__Exercise prompt__
Search the data for the string "Wavelet" and extract every line where it appears.

__Records provided__
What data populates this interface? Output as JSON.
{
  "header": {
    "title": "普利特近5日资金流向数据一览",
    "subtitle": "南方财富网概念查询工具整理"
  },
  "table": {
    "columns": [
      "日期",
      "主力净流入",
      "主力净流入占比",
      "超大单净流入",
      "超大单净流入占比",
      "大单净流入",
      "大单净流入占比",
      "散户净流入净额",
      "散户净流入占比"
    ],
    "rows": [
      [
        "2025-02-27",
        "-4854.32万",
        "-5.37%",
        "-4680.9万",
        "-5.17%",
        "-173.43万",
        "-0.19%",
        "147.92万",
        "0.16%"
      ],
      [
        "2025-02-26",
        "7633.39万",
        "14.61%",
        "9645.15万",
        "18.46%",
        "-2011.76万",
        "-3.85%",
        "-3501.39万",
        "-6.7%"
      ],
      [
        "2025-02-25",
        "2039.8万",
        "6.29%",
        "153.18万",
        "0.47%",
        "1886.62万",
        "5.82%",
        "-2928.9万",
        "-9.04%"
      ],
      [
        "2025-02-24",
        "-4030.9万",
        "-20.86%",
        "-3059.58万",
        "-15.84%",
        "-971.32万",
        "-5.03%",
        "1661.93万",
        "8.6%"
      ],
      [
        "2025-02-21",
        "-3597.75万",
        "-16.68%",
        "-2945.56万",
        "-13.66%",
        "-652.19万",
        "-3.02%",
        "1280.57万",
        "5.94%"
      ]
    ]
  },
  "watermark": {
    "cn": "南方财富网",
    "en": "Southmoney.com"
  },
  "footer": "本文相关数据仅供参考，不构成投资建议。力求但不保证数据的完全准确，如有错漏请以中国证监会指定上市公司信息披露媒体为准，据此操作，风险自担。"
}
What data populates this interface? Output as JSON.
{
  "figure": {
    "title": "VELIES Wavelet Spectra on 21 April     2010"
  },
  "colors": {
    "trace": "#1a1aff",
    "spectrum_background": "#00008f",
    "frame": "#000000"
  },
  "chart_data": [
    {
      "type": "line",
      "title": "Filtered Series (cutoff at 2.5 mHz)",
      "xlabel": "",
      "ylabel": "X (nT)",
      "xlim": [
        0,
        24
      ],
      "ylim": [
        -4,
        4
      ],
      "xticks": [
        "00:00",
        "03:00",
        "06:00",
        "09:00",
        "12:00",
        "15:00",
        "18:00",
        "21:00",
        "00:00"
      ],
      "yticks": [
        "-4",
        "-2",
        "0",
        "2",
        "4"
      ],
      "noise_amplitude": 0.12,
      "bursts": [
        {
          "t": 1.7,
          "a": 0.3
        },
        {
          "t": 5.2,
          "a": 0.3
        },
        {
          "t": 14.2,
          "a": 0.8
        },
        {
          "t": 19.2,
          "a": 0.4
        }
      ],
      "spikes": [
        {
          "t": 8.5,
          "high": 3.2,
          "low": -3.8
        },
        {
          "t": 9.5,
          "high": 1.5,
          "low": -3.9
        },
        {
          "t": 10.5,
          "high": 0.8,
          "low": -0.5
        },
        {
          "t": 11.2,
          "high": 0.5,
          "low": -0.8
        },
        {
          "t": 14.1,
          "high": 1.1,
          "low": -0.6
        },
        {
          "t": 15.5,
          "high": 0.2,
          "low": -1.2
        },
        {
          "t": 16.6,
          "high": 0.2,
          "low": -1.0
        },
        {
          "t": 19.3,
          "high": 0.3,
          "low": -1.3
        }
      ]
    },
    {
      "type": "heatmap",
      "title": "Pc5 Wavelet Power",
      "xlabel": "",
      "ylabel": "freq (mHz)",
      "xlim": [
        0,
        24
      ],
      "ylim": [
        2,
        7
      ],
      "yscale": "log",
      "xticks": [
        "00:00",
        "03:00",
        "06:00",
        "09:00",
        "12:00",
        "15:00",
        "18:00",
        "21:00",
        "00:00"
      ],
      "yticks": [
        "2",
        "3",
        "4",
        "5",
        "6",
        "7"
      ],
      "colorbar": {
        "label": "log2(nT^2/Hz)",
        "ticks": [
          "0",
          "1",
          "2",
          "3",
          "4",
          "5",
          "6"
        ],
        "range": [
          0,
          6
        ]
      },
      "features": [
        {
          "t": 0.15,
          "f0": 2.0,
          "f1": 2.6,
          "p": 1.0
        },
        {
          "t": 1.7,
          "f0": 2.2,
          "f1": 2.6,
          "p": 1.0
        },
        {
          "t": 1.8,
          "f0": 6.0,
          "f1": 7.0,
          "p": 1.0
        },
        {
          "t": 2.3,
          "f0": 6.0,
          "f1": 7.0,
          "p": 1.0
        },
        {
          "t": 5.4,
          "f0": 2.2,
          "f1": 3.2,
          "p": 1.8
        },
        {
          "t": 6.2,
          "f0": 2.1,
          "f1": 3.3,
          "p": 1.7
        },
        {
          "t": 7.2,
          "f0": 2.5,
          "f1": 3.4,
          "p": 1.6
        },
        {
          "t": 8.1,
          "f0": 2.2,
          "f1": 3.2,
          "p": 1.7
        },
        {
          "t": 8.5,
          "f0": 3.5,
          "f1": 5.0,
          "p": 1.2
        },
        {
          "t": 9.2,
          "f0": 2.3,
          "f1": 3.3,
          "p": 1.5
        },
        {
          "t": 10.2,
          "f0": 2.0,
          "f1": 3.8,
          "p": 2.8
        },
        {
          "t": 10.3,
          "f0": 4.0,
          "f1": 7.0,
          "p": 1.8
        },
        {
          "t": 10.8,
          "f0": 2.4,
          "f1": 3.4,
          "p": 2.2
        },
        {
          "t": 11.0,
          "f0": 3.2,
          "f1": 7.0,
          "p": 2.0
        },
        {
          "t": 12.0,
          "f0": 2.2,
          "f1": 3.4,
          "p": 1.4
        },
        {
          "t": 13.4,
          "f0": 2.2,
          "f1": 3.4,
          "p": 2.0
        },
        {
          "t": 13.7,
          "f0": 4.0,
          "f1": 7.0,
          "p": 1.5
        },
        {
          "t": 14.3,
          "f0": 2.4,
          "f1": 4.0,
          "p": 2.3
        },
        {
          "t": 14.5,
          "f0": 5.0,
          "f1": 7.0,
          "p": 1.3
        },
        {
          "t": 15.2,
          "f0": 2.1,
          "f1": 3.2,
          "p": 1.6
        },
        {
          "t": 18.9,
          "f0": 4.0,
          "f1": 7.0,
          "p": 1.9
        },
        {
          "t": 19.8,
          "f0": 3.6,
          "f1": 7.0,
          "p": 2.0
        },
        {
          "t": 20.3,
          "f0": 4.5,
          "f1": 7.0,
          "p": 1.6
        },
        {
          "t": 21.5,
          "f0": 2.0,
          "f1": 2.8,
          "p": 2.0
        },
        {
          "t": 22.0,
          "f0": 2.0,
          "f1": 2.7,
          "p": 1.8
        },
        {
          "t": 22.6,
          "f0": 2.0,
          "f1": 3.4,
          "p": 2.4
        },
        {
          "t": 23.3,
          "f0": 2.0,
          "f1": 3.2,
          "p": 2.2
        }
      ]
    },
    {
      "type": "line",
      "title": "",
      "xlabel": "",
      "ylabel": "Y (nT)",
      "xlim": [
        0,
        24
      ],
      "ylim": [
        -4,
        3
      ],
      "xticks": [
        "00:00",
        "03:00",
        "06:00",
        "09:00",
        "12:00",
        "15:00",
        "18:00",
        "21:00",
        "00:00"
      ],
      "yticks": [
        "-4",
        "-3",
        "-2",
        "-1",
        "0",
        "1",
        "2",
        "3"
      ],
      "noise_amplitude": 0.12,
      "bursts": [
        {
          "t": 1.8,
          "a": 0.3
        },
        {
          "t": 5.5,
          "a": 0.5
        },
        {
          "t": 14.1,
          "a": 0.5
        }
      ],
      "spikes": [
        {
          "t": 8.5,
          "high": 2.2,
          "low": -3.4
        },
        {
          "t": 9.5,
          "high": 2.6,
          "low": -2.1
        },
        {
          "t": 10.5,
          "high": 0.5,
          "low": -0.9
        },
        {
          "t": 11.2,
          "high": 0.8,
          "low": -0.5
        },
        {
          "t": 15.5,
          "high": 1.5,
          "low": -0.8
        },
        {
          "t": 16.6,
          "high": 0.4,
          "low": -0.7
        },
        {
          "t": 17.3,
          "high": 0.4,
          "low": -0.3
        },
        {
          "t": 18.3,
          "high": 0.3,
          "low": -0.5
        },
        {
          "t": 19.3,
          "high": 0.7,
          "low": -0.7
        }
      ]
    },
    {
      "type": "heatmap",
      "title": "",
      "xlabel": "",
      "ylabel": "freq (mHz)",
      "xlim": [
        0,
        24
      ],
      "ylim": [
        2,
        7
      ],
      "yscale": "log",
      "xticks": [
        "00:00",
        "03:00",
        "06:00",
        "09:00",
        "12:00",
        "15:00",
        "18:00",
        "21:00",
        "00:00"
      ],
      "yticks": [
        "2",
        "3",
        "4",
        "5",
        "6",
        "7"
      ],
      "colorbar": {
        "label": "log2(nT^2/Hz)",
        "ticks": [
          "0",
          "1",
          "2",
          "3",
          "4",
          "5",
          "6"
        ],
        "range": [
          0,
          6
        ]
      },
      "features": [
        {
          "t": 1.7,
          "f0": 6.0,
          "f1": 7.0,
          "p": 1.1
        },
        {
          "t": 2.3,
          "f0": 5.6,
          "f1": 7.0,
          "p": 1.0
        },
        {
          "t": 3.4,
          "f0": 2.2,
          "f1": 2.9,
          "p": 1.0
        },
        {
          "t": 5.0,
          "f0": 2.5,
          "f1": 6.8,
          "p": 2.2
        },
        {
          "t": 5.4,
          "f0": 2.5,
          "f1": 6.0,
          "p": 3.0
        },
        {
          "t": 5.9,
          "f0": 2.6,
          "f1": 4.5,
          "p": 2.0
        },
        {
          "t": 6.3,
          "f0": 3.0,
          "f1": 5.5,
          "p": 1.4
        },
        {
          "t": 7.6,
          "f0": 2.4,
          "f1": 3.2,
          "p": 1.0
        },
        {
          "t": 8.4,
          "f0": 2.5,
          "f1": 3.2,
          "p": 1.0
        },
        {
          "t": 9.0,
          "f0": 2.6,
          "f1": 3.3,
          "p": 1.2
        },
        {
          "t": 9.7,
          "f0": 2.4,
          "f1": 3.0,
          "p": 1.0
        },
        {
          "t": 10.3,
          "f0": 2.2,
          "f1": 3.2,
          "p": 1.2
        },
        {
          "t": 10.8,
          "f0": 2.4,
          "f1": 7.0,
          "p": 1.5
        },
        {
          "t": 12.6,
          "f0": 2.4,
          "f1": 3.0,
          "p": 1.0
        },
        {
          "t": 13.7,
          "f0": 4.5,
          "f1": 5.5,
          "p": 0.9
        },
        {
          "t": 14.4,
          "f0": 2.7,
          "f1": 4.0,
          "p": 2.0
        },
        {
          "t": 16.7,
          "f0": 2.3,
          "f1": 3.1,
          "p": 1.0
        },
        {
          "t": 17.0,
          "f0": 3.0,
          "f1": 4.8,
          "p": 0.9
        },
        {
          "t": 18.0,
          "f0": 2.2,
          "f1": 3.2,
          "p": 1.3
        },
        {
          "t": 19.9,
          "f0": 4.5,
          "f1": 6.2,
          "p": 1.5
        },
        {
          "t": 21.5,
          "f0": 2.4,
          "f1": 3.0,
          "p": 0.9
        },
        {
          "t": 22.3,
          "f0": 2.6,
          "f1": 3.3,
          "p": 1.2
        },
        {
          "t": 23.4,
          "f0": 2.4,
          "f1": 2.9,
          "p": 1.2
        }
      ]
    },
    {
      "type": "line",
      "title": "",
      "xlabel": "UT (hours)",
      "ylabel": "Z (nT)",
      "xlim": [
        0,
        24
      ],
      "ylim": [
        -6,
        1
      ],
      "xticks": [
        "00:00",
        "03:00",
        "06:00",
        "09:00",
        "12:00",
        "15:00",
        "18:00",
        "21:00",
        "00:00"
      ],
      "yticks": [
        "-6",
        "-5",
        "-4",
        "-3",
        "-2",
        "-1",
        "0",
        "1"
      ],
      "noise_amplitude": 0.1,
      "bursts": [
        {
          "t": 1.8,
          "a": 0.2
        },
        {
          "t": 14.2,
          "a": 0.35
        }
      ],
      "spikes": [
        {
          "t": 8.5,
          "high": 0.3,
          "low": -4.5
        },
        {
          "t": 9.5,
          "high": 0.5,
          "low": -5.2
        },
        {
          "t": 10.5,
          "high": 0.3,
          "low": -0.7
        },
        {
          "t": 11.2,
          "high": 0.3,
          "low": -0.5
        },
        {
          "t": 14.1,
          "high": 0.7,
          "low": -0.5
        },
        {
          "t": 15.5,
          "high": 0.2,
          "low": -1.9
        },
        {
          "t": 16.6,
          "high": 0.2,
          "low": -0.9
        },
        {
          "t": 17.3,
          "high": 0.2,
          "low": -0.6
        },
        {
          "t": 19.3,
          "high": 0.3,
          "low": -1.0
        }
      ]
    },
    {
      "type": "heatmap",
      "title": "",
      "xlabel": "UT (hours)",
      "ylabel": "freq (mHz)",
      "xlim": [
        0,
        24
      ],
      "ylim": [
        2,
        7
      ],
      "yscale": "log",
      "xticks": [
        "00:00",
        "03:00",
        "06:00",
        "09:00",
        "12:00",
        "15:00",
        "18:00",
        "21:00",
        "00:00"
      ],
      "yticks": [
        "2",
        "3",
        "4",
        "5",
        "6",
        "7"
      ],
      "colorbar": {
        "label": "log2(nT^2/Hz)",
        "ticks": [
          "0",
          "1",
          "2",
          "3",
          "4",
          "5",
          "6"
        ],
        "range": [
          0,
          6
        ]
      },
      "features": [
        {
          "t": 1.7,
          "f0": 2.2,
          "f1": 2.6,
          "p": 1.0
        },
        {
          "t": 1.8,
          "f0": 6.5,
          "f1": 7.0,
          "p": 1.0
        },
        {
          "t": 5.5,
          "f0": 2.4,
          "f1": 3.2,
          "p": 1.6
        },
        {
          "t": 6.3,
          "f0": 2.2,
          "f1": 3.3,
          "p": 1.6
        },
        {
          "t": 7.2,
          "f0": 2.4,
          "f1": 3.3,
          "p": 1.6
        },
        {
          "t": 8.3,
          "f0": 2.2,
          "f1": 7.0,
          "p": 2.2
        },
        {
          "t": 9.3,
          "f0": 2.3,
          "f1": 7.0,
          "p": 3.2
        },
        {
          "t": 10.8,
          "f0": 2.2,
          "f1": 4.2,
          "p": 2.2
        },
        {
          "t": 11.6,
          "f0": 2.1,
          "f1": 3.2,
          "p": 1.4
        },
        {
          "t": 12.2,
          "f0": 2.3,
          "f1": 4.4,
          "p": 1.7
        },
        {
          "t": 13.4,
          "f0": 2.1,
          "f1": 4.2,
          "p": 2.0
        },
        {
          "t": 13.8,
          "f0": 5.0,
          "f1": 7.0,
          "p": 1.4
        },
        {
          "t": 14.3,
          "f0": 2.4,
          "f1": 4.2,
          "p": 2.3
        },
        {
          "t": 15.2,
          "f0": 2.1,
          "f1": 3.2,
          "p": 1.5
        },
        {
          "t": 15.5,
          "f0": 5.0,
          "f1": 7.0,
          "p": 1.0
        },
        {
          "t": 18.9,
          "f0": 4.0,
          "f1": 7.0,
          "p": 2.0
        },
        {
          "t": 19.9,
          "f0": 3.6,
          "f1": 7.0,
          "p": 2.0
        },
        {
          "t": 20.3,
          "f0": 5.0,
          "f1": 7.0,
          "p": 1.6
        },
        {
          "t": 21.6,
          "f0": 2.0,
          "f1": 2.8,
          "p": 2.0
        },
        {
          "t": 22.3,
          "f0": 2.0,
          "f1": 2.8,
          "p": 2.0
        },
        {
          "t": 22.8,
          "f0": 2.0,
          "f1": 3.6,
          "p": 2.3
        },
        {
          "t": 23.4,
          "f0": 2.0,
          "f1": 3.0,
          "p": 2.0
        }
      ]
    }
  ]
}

__Full solution__
    "title": "VELIES Wavelet Spectra on 21 April     2010"
      "title": "Pc5 Wavelet Power",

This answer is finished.